▶ [Extracted data]:
>> Start
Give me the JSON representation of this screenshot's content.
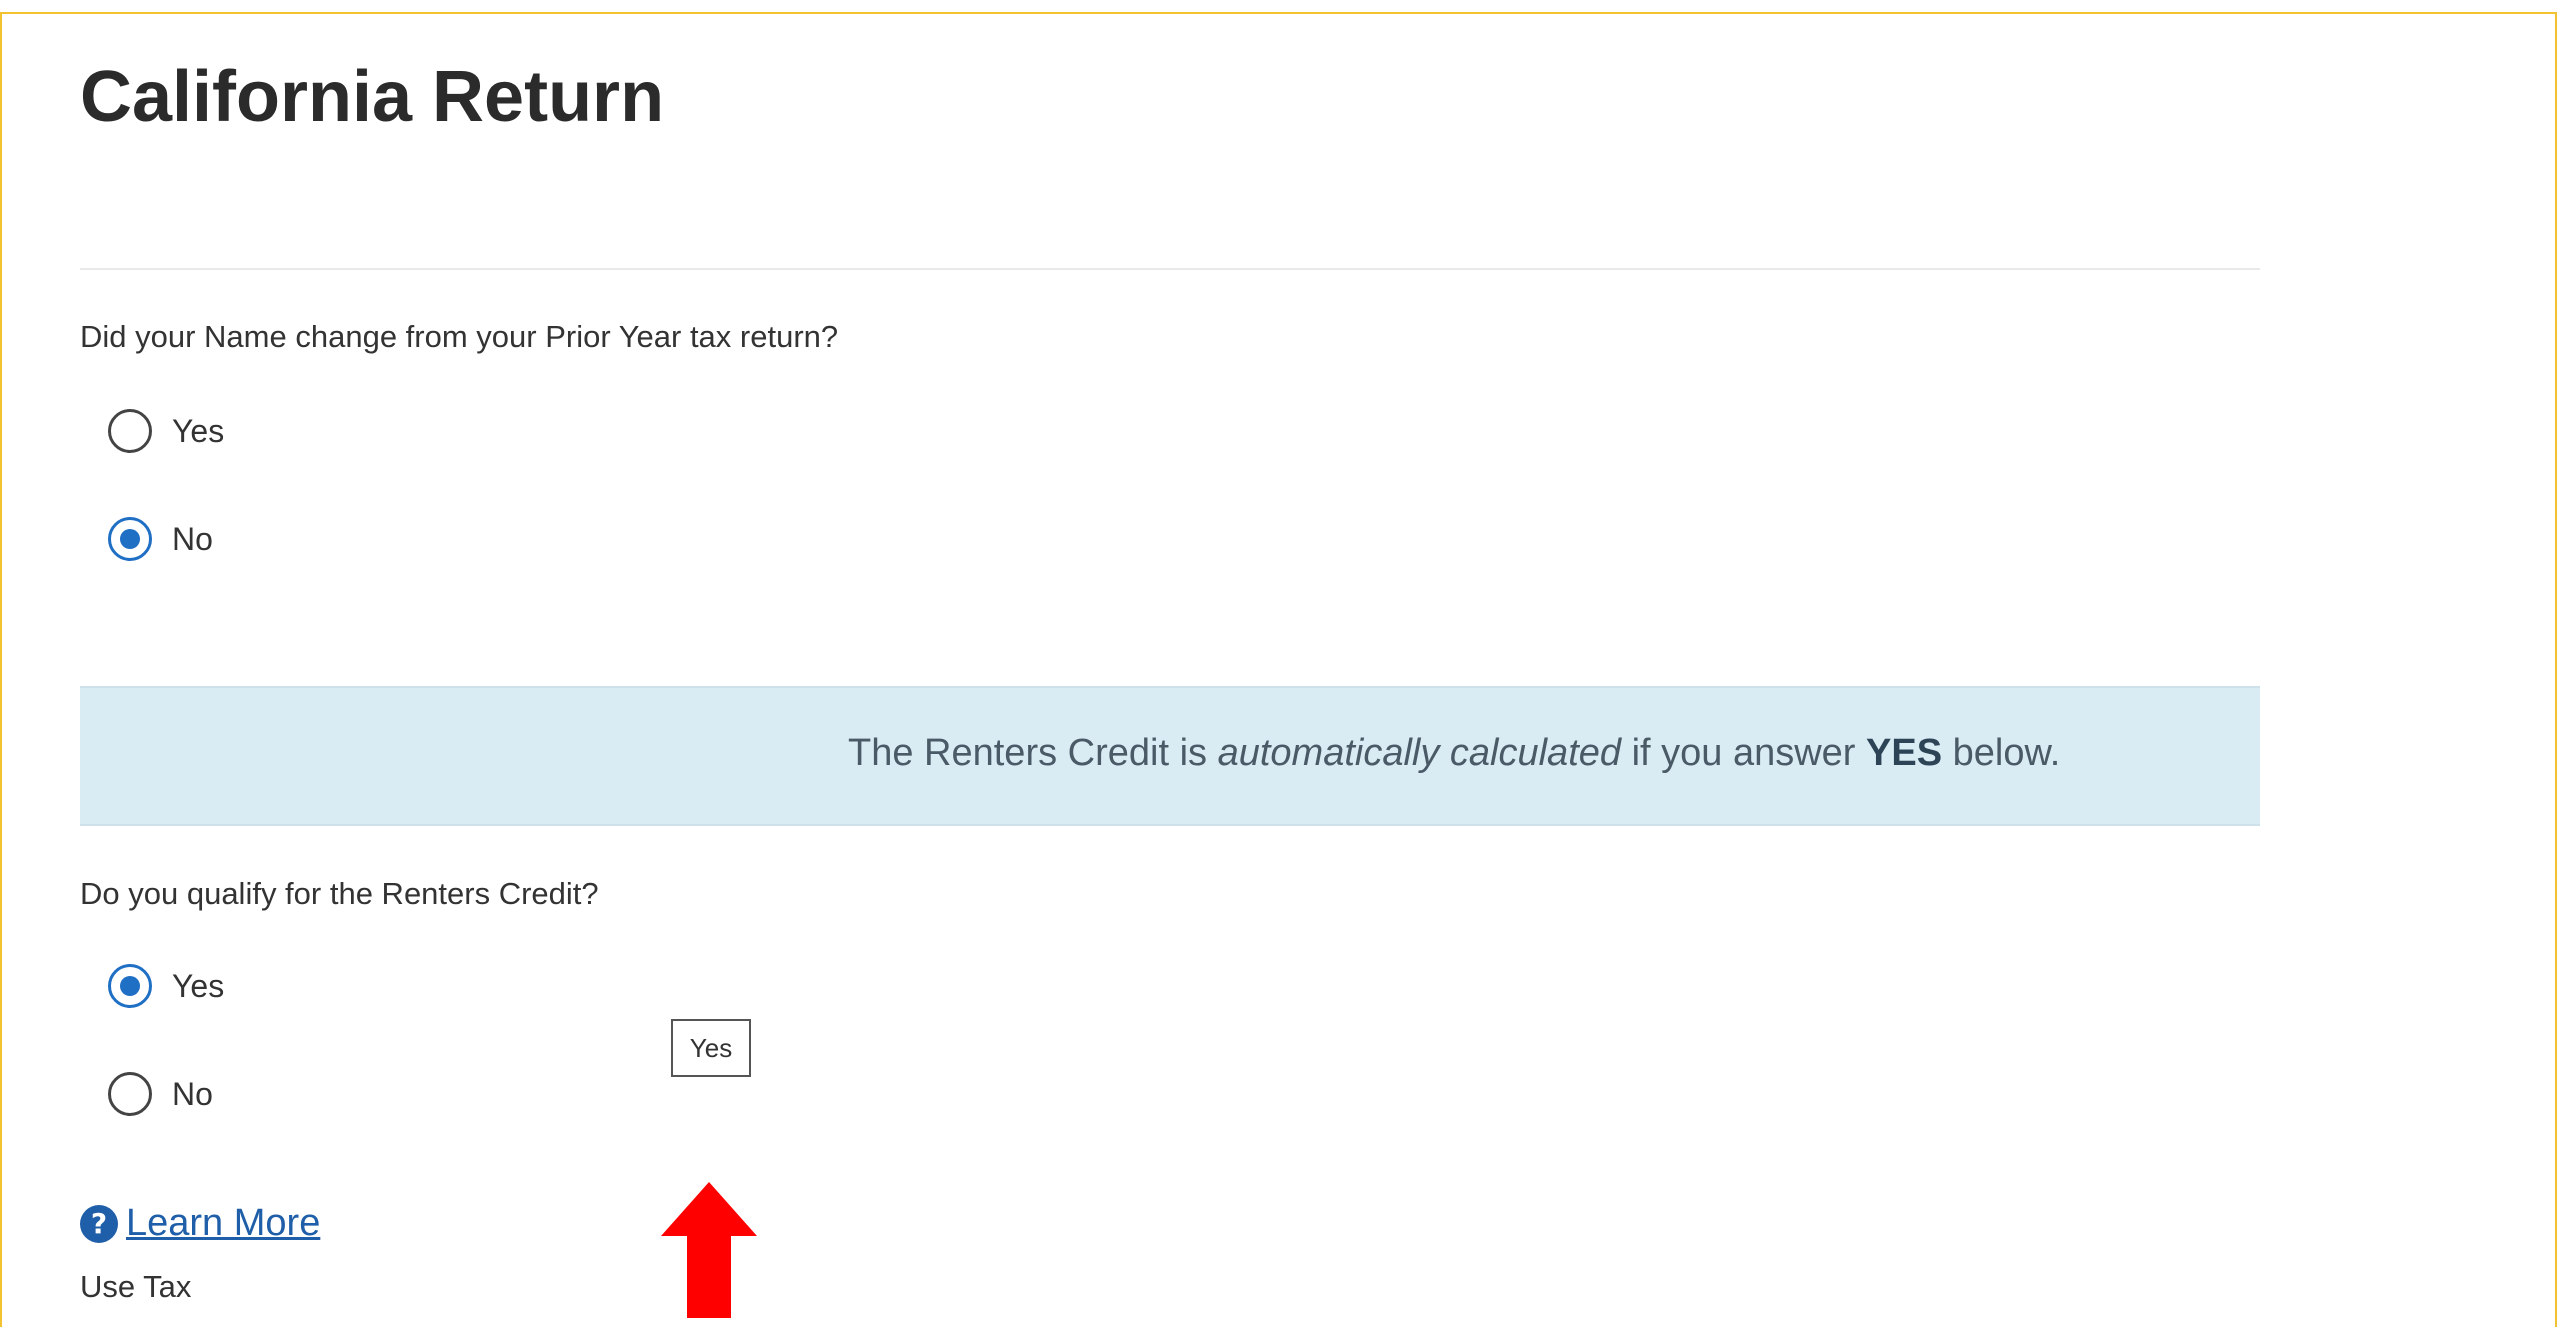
{
  "page": {
    "title": "California Return"
  },
  "name_change": {
    "question": "Did your Name change from your Prior Year tax return?",
    "options": [
      {
        "label": "Yes",
        "checked": false
      },
      {
        "label": "No",
        "checked": true
      }
    ]
  },
  "banner": {
    "text_prefix": "The Renters Credit is ",
    "text_emphasis": "automatically calculated",
    "text_middle": " if you answer ",
    "text_strong": "YES",
    "text_suffix": " below."
  },
  "renters_credit": {
    "question": "Do you qualify for the Renters Credit?",
    "options": [
      {
        "label": "Yes",
        "checked": true
      },
      {
        "label": "No",
        "checked": false
      }
    ],
    "tooltip": "Yes"
  },
  "learn_more": {
    "icon": "question-circle-icon",
    "label": "Learn More"
  },
  "use_tax": {
    "label": "Use Tax"
  },
  "colors": {
    "frame_border": "#f2c230",
    "accent_blue": "#1f6fc5",
    "banner_bg": "#d9ebf3",
    "arrow_red": "#ff0000"
  },
  "annotation": {
    "icon": "red-up-arrow-icon"
  }
}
>> End
▶ [Problem statement]: Quote all the lines above exactly as given. Do not include the pictures.

▶ [Solution to the exercise]:
Give me the JSON representation of this screenshot's content.
{
  "page": {
    "title": "California Return"
  },
  "name_change": {
    "question": "Did your Name change from your Prior Year tax return?",
    "options": [
      {
        "label": "Yes",
        "checked": false
      },
      {
        "label": "No",
        "checked": true
      }
    ]
  },
  "banner": {
    "text_prefix": "The Renters Credit is ",
    "text_emphasis": "automatically calculated",
    "text_middle": " if you answer ",
    "text_strong": "YES",
    "text_suffix": " below."
  },
  "renters_credit": {
    "question": "Do you qualify for the Renters Credit?",
    "options": [
      {
        "label": "Yes",
        "checked": true
      },
      {
        "label": "No",
        "checked": false
      }
    ],
    "tooltip": "Yes"
  },
  "learn_more": {
    "icon": "question-circle-icon",
    "label": "Learn More"
  },
  "use_tax": {
    "label": "Use Tax"
  },
  "colors": {
    "frame_border": "#f2c230",
    "accent_blue": "#1f6fc5",
    "banner_bg": "#d9ebf3",
    "arrow_red": "#ff0000"
  },
  "annotation": {
    "icon": "red-up-arrow-icon"
  }
}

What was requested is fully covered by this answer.